■ Exercise material ■
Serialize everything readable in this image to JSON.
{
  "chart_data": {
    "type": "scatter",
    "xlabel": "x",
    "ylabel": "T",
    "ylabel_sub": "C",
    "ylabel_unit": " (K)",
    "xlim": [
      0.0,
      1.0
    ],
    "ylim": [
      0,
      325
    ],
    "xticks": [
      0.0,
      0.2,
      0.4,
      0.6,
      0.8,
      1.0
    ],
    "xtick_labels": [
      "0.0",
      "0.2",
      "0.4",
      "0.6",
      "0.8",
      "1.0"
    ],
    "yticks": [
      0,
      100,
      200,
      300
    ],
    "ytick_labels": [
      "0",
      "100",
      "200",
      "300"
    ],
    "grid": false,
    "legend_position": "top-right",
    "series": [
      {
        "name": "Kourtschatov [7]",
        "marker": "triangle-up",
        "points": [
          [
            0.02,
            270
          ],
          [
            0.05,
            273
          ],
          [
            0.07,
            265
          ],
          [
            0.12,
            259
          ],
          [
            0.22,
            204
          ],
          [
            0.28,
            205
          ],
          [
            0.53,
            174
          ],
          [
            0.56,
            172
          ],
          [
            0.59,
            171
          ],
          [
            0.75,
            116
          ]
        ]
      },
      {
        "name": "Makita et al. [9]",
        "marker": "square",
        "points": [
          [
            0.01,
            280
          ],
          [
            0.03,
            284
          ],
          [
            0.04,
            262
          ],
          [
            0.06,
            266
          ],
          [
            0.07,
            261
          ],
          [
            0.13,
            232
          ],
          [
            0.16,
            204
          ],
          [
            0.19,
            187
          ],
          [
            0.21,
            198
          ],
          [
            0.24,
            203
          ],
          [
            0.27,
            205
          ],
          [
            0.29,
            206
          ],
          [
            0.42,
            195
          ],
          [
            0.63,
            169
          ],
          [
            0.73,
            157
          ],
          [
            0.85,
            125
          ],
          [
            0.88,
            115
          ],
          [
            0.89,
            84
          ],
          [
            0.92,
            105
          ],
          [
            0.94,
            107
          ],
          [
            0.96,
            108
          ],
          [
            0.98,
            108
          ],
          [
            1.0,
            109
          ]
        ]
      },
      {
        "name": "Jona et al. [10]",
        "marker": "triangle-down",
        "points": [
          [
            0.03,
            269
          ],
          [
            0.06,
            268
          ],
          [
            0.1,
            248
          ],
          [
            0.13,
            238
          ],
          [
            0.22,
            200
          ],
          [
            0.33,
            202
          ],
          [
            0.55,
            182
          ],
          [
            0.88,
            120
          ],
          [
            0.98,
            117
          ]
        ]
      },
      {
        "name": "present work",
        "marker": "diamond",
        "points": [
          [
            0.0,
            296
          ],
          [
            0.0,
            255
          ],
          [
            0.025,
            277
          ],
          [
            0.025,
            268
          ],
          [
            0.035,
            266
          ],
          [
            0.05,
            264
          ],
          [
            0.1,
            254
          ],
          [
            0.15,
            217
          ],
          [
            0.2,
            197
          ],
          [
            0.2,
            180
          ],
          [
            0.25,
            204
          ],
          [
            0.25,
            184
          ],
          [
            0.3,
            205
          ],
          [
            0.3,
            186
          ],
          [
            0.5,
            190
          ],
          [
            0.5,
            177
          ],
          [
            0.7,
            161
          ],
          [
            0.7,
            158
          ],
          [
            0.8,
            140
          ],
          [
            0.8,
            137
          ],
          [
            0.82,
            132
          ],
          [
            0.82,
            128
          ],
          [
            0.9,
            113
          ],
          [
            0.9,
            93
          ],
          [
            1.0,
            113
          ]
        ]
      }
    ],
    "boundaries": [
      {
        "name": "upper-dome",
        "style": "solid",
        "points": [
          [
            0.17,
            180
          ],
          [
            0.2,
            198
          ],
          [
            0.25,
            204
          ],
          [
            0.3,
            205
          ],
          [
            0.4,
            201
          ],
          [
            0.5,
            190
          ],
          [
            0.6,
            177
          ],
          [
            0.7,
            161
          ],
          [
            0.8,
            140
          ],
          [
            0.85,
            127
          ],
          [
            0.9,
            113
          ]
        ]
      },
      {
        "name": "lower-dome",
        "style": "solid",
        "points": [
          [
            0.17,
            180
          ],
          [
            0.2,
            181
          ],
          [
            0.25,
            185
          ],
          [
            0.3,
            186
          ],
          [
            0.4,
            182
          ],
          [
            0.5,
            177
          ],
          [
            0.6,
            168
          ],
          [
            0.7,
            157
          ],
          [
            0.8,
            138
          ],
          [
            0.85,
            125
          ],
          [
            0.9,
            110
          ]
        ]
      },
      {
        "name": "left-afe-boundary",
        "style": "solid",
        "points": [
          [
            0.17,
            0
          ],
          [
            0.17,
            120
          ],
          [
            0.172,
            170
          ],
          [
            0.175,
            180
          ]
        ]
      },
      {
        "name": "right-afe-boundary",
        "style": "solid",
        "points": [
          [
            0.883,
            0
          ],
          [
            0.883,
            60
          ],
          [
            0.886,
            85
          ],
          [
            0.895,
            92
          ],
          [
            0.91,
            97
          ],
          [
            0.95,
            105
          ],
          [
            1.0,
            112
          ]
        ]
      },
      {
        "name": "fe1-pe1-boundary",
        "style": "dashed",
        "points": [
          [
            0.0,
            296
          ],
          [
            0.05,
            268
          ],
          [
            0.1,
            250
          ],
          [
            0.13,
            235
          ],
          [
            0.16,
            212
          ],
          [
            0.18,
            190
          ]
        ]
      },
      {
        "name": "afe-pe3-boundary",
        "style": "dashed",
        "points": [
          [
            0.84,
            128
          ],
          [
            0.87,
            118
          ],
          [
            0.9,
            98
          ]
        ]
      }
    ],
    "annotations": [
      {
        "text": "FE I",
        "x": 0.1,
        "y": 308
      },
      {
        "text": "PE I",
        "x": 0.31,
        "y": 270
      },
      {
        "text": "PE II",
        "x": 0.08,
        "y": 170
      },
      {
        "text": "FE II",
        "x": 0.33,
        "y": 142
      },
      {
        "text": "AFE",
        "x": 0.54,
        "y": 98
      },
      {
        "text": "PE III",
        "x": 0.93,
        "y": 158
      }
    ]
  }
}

■ To be done ■
In this exercise, repeat all entries exactly.

■ Output for this task ■
Serialize everything readable in this image to JSON.
{
  "chart_data": {
    "type": "scatter",
    "xlabel": "x",
    "ylabel": "T",
    "ylabel_sub": "C",
    "ylabel_unit": " (K)",
    "xlim": [
      0.0,
      1.0
    ],
    "ylim": [
      0,
      325
    ],
    "xticks": [
      0.0,
      0.2,
      0.4,
      0.6,
      0.8,
      1.0
    ],
    "xtick_labels": [
      "0.0",
      "0.2",
      "0.4",
      "0.6",
      "0.8",
      "1.0"
    ],
    "yticks": [
      0,
      100,
      200,
      300
    ],
    "ytick_labels": [
      "0",
      "100",
      "200",
      "300"
    ],
    "grid": false,
    "legend_position": "top-right",
    "series": [
      {
        "name": "Kourtschatov [7]",
        "marker": "triangle-up",
        "points": [
          [
            0.02,
            270
          ],
          [
            0.05,
            273
          ],
          [
            0.07,
            265
          ],
          [
            0.12,
            259
          ],
          [
            0.22,
            204
          ],
          [
            0.28,
            205
          ],
          [
            0.53,
            174
          ],
          [
            0.56,
            172
          ],
          [
            0.59,
            171
          ],
          [
            0.75,
            116
          ]
        ]
      },
      {
        "name": "Makita et al. [9]",
        "marker": "square",
        "points": [
          [
            0.01,
            280
          ],
          [
            0.03,
            284
          ],
          [
            0.04,
            262
          ],
          [
            0.06,
            266
          ],
          [
            0.07,
            261
          ],
          [
            0.13,
            232
          ],
          [
            0.16,
            204
          ],
          [
            0.19,
            187
          ],
          [
            0.21,
            198
          ],
          [
            0.24,
            203
          ],
          [
            0.27,
            205
          ],
          [
            0.29,
            206
          ],
          [
            0.42,
            195
          ],
          [
            0.63,
            169
          ],
          [
            0.73,
            157
          ],
          [
            0.85,
            125
          ],
          [
            0.88,
            115
          ],
          [
            0.89,
            84
          ],
          [
            0.92,
            105
          ],
          [
            0.94,
            107
          ],
          [
            0.96,
            108
          ],
          [
            0.98,
            108
          ],
          [
            1.0,
            109
          ]
        ]
      },
      {
        "name": "Jona et al. [10]",
        "marker": "triangle-down",
        "points": [
          [
            0.03,
            269
          ],
          [
            0.06,
            268
          ],
          [
            0.1,
            248
          ],
          [
            0.13,
            238
          ],
          [
            0.22,
            200
          ],
          [
            0.33,
            202
          ],
          [
            0.55,
            182
          ],
          [
            0.88,
            120
          ],
          [
            0.98,
            117
          ]
        ]
      },
      {
        "name": "present work",
        "marker": "diamond",
        "points": [
          [
            0.0,
            296
          ],
          [
            0.0,
            255
          ],
          [
            0.025,
            277
          ],
          [
            0.025,
            268
          ],
          [
            0.035,
            266
          ],
          [
            0.05,
            264
          ],
          [
            0.1,
            254
          ],
          [
            0.15,
            217
          ],
          [
            0.2,
            197
          ],
          [
            0.2,
            180
          ],
          [
            0.25,
            204
          ],
          [
            0.25,
            184
          ],
          [
            0.3,
            205
          ],
          [
            0.3,
            186
          ],
          [
            0.5,
            190
          ],
          [
            0.5,
            177
          ],
          [
            0.7,
            161
          ],
          [
            0.7,
            158
          ],
          [
            0.8,
            140
          ],
          [
            0.8,
            137
          ],
          [
            0.82,
            132
          ],
          [
            0.82,
            128
          ],
          [
            0.9,
            113
          ],
          [
            0.9,
            93
          ],
          [
            1.0,
            113
          ]
        ]
      }
    ],
    "boundaries": [
      {
        "name": "upper-dome",
        "style": "solid",
        "points": [
          [
            0.17,
            180
          ],
          [
            0.2,
            198
          ],
          [
            0.25,
            204
          ],
          [
            0.3,
            205
          ],
          [
            0.4,
            201
          ],
          [
            0.5,
            190
          ],
          [
            0.6,
            177
          ],
          [
            0.7,
            161
          ],
          [
            0.8,
            140
          ],
          [
            0.85,
            127
          ],
          [
            0.9,
            113
          ]
        ]
      },
      {
        "name": "lower-dome",
        "style": "solid",
        "points": [
          [
            0.17,
            180
          ],
          [
            0.2,
            181
          ],
          [
            0.25,
            185
          ],
          [
            0.3,
            186
          ],
          [
            0.4,
            182
          ],
          [
            0.5,
            177
          ],
          [
            0.6,
            168
          ],
          [
            0.7,
            157
          ],
          [
            0.8,
            138
          ],
          [
            0.85,
            125
          ],
          [
            0.9,
            110
          ]
        ]
      },
      {
        "name": "left-afe-boundary",
        "style": "solid",
        "points": [
          [
            0.17,
            0
          ],
          [
            0.17,
            120
          ],
          [
            0.172,
            170
          ],
          [
            0.175,
            180
          ]
        ]
      },
      {
        "name": "right-afe-boundary",
        "style": "solid",
        "points": [
          [
            0.883,
            0
          ],
          [
            0.883,
            60
          ],
          [
            0.886,
            85
          ],
          [
            0.895,
            92
          ],
          [
            0.91,
            97
          ],
          [
            0.95,
            105
          ],
          [
            1.0,
            112
          ]
        ]
      },
      {
        "name": "fe1-pe1-boundary",
        "style": "dashed",
        "points": [
          [
            0.0,
            296
          ],
          [
            0.05,
            268
          ],
          [
            0.1,
            250
          ],
          [
            0.13,
            235
          ],
          [
            0.16,
            212
          ],
          [
            0.18,
            190
          ]
        ]
      },
      {
        "name": "afe-pe3-boundary",
        "style": "dashed",
        "points": [
          [
            0.84,
            128
          ],
          [
            0.87,
            118
          ],
          [
            0.9,
            98
          ]
        ]
      }
    ],
    "annotations": [
      {
        "text": "FE I",
        "x": 0.1,
        "y": 308
      },
      {
        "text": "PE I",
        "x": 0.31,
        "y": 270
      },
      {
        "text": "PE II",
        "x": 0.08,
        "y": 170
      },
      {
        "text": "FE II",
        "x": 0.33,
        "y": 142
      },
      {
        "text": "AFE",
        "x": 0.54,
        "y": 98
      },
      {
        "text": "PE III",
        "x": 0.93,
        "y": 158
      }
    ]
  }
}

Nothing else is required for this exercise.